— BEGIN —
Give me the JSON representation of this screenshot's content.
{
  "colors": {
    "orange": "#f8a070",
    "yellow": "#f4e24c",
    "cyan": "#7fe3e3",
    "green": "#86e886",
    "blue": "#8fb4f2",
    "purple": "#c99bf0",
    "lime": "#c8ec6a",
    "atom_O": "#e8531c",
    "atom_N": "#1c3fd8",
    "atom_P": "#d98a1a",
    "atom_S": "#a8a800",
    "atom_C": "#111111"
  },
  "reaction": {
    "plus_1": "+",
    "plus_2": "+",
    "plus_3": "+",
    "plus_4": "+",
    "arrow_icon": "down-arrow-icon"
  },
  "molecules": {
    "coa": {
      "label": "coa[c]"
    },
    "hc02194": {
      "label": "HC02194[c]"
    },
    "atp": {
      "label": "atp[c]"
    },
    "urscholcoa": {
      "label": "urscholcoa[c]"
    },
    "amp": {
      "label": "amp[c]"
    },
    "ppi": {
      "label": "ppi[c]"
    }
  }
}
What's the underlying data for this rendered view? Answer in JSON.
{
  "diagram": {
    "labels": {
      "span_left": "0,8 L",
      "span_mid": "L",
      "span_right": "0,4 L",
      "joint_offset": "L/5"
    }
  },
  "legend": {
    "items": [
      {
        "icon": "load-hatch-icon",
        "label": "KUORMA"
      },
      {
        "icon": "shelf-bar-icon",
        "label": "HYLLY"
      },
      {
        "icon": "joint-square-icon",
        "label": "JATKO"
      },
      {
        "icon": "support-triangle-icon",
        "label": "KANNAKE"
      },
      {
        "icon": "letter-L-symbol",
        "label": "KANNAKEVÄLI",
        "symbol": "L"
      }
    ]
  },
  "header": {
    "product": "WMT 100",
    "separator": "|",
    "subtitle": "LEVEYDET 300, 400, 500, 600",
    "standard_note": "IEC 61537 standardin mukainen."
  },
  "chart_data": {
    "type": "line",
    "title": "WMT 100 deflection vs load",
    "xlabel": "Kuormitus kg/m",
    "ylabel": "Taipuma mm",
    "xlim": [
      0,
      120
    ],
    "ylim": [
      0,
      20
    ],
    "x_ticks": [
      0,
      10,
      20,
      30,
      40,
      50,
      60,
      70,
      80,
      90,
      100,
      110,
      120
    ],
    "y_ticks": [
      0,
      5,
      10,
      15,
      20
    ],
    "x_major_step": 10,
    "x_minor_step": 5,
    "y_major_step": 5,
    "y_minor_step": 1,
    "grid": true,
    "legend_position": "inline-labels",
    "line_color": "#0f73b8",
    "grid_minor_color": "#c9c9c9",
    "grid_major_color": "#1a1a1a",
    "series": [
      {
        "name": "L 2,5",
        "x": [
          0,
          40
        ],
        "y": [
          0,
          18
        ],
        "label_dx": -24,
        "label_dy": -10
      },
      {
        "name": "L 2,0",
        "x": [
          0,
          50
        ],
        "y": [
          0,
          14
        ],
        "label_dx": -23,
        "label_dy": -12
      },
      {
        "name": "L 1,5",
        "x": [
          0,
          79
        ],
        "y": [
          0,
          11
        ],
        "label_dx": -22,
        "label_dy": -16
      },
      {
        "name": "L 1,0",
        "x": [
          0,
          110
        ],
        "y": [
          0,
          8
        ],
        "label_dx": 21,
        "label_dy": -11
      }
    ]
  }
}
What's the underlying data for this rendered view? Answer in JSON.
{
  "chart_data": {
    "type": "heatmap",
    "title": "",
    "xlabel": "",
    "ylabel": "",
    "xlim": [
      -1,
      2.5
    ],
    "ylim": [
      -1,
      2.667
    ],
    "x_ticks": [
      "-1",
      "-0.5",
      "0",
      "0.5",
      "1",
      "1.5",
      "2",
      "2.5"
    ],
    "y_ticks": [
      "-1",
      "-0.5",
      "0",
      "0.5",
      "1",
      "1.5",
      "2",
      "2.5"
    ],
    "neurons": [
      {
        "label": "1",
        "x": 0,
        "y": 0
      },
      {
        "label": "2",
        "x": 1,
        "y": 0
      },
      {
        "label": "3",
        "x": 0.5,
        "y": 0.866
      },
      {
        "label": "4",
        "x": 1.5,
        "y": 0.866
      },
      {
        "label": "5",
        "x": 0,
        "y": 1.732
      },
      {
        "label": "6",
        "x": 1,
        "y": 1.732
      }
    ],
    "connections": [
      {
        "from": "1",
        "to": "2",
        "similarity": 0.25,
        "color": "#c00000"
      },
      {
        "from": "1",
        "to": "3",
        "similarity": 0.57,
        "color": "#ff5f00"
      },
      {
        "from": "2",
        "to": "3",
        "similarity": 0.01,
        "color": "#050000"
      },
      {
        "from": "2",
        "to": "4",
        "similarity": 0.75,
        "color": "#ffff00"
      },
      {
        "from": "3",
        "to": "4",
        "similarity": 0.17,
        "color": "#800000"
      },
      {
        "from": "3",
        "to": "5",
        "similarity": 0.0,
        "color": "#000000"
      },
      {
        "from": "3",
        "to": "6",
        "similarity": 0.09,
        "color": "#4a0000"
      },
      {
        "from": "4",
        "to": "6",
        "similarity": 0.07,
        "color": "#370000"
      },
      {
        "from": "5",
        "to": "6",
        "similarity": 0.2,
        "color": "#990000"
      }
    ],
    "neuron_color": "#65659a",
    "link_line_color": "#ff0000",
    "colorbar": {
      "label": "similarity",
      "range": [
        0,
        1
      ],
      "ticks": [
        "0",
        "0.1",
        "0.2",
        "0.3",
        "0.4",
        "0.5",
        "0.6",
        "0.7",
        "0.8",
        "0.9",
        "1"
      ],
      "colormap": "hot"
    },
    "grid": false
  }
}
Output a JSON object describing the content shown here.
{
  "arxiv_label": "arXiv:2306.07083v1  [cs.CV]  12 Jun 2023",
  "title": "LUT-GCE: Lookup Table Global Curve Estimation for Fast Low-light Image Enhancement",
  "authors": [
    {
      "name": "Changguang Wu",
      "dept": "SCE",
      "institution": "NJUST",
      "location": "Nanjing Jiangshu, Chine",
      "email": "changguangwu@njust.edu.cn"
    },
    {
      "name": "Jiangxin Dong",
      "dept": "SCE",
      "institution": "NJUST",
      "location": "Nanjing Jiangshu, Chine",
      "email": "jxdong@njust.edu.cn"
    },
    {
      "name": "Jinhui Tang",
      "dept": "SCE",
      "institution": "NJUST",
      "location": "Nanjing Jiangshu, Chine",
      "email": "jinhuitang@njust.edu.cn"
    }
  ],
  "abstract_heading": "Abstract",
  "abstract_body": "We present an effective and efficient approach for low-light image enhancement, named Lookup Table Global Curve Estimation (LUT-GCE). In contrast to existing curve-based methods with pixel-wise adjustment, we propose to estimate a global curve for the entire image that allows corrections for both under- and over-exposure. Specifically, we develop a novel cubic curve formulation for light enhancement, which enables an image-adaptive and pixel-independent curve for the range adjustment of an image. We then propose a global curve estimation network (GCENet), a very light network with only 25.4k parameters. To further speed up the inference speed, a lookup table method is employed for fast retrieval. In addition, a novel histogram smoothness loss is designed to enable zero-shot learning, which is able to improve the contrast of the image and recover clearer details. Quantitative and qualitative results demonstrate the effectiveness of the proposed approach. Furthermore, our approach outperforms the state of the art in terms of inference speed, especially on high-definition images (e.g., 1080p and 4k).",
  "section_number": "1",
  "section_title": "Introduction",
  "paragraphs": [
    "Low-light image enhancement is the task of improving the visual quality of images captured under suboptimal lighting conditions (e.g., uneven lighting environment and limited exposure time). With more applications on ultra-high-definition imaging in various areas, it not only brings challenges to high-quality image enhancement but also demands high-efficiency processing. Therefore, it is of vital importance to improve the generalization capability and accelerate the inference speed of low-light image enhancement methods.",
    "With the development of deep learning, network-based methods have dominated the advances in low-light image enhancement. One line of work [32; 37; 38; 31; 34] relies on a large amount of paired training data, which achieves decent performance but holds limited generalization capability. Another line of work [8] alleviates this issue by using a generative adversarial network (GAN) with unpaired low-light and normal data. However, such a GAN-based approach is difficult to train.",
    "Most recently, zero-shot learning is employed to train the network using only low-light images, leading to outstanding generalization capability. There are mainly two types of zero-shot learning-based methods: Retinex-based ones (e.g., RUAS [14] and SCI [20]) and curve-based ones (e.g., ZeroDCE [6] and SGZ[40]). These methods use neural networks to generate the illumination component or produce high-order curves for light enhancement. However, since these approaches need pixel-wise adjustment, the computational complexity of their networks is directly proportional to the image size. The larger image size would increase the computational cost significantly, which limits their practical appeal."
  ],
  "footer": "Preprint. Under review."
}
— END —
▶ REQUIREMENT
Which lines of the material contain the string "content"? List each of them.

▶ IN RESPONSE
Give me the JSON representation of this screenshot's content.
Output a JSON object describing the content shown here.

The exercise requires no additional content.